TASK STATEMENT. Write the records below out again exactly as given, with no images.

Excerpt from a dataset

______________________________

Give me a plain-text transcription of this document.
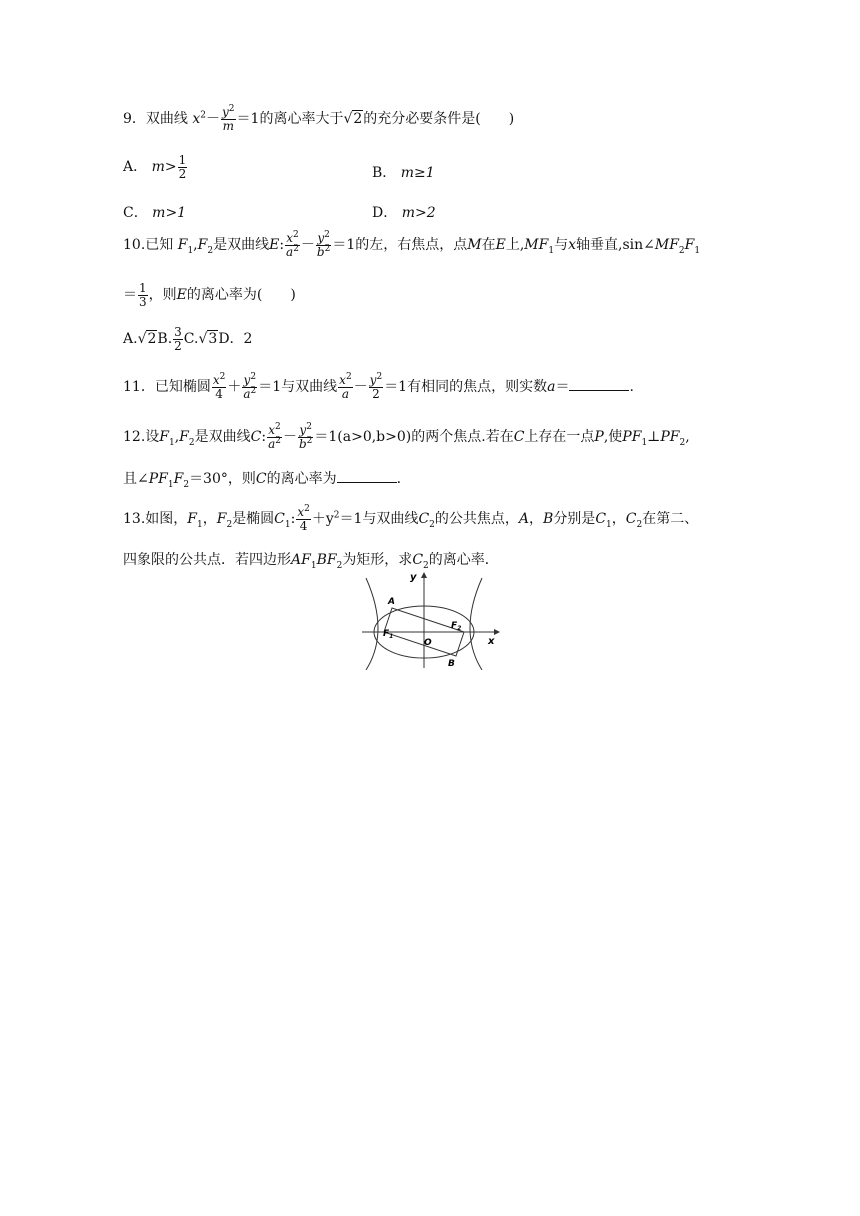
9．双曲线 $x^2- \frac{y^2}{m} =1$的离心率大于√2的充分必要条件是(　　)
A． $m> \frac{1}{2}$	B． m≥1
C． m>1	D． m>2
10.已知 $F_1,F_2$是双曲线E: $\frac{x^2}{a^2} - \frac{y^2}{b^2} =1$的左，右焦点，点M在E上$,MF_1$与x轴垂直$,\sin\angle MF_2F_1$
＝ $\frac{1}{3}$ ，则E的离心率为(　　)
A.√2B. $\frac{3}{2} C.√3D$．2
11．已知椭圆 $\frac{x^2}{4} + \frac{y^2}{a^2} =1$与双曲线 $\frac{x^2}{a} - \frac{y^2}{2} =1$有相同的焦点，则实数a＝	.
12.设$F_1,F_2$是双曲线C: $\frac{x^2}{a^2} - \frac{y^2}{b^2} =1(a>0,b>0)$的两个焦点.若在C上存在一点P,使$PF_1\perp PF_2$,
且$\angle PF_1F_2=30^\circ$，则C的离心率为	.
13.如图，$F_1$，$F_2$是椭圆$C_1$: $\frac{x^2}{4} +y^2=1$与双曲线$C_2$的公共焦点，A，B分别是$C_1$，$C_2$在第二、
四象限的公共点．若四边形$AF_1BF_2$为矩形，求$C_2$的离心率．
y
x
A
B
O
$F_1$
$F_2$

______________________________

ANSWER TO THE PROBLEM.
Give me a plain-text transcription of this document.
9．双曲线 $x^2- \frac{y^2}{m} =1$的离心率大于√2的充分必要条件是(　　)
A． $m> \frac{1}{2}$	B． m≥1
C． m>1	D． m>2
10.已知 $F_1,F_2$是双曲线E: $\frac{x^2}{a^2} - \frac{y^2}{b^2} =1$的左，右焦点，点M在E上$,MF_1$与x轴垂直$,\sin\angle MF_2F_1$
＝ $\frac{1}{3}$ ，则E的离心率为(　　)
A.√2B. $\frac{3}{2} C.√3D$．2
11．已知椭圆 $\frac{x^2}{4} + \frac{y^2}{a^2} =1$与双曲线 $\frac{x^2}{a} - \frac{y^2}{2} =1$有相同的焦点，则实数a＝	.
12.设$F_1,F_2$是双曲线C: $\frac{x^2}{a^2} - \frac{y^2}{b^2} =1(a>0,b>0)$的两个焦点.若在C上存在一点P,使$PF_1\perp PF_2$,
且$\angle PF_1F_2=30^\circ$，则C的离心率为	.
13.如图，$F_1$，$F_2$是椭圆$C_1$: $\frac{x^2}{4} +y^2=1$与双曲线$C_2$的公共焦点，A，B分别是$C_1$，$C_2$在第二、
四象限的公共点．若四边形$AF_1BF_2$为矩形，求$C_2$的离心率．
y
x
A
B
O
$F_1$
$F_2$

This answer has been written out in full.